[Recorded data]
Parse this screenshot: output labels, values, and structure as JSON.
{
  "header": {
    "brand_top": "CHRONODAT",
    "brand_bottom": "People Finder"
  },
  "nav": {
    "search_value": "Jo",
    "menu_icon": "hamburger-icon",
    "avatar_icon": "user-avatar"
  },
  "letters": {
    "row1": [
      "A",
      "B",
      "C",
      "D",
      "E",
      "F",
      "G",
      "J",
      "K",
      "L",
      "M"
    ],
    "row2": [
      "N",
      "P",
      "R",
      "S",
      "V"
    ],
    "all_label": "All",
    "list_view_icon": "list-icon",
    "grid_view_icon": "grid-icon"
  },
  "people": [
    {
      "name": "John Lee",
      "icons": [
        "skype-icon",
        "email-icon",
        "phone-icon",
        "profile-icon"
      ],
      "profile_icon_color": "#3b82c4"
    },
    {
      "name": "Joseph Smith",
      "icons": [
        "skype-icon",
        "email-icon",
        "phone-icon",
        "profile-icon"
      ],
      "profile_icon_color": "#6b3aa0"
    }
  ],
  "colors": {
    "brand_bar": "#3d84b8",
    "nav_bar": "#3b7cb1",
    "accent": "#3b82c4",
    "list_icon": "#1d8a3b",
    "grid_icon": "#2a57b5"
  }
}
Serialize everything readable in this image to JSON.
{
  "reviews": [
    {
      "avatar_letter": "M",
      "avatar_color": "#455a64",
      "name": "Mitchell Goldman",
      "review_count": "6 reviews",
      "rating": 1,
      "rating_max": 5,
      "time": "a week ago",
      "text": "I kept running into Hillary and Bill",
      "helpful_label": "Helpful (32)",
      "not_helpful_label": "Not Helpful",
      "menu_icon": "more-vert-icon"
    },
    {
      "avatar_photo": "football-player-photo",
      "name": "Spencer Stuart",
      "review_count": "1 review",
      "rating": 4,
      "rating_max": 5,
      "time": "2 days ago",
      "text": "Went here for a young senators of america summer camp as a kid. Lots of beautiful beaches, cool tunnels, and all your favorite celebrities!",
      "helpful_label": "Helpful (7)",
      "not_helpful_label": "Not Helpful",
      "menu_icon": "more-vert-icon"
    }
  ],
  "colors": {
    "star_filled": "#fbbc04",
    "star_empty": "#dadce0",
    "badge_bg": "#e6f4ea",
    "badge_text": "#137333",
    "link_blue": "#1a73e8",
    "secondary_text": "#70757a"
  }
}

_REQUEST_: Copy out each line exactly as written.

_FULL SOLUTION_:
Parse this screenshot: output labels, values, and structure as JSON.
{
  "header": {
    "brand_top": "CHRONODAT",
    "brand_bottom": "People Finder"
  },
  "nav": {
    "search_value": "Jo",
    "menu_icon": "hamburger-icon",
    "avatar_icon": "user-avatar"
  },
  "letters": {
    "row1": [
      "A",
      "B",
      "C",
      "D",
      "E",
      "F",
      "G",
      "J",
      "K",
      "L",
      "M"
    ],
    "row2": [
      "N",
      "P",
      "R",
      "S",
      "V"
    ],
    "all_label": "All",
    "list_view_icon": "list-icon",
    "grid_view_icon": "grid-icon"
  },
  "people": [
    {
      "name": "John Lee",
      "icons": [
        "skype-icon",
        "email-icon",
        "phone-icon",
        "profile-icon"
      ],
      "profile_icon_color": "#3b82c4"
    },
    {
      "name": "Joseph Smith",
      "icons": [
        "skype-icon",
        "email-icon",
        "phone-icon",
        "profile-icon"
      ],
      "profile_icon_color": "#6b3aa0"
    }
  ],
  "colors": {
    "brand_bar": "#3d84b8",
    "nav_bar": "#3b7cb1",
    "accent": "#3b82c4",
    "list_icon": "#1d8a3b",
    "grid_icon": "#2a57b5"
  }
}
Serialize everything readable in this image to JSON.
{
  "reviews": [
    {
      "avatar_letter": "M",
      "avatar_color": "#455a64",
      "name": "Mitchell Goldman",
      "review_count": "6 reviews",
      "rating": 1,
      "rating_max": 5,
      "time": "a week ago",
      "text": "I kept running into Hillary and Bill",
      "helpful_label": "Helpful (32)",
      "not_helpful_label": "Not Helpful",
      "menu_icon": "more-vert-icon"
    },
    {
      "avatar_photo": "football-player-photo",
      "name": "Spencer Stuart",
      "review_count": "1 review",
      "rating": 4,
      "rating_max": 5,
      "time": "2 days ago",
      "text": "Went here for a young senators of america summer camp as a kid. Lots of beautiful beaches, cool tunnels, and all your favorite celebrities!",
      "helpful_label": "Helpful (7)",
      "not_helpful_label": "Not Helpful",
      "menu_icon": "more-vert-icon"
    }
  ],
  "colors": {
    "star_filled": "#fbbc04",
    "star_empty": "#dadce0",
    "badge_bg": "#e6f4ea",
    "badge_text": "#137333",
    "link_blue": "#1a73e8",
    "secondary_text": "#70757a"
  }
}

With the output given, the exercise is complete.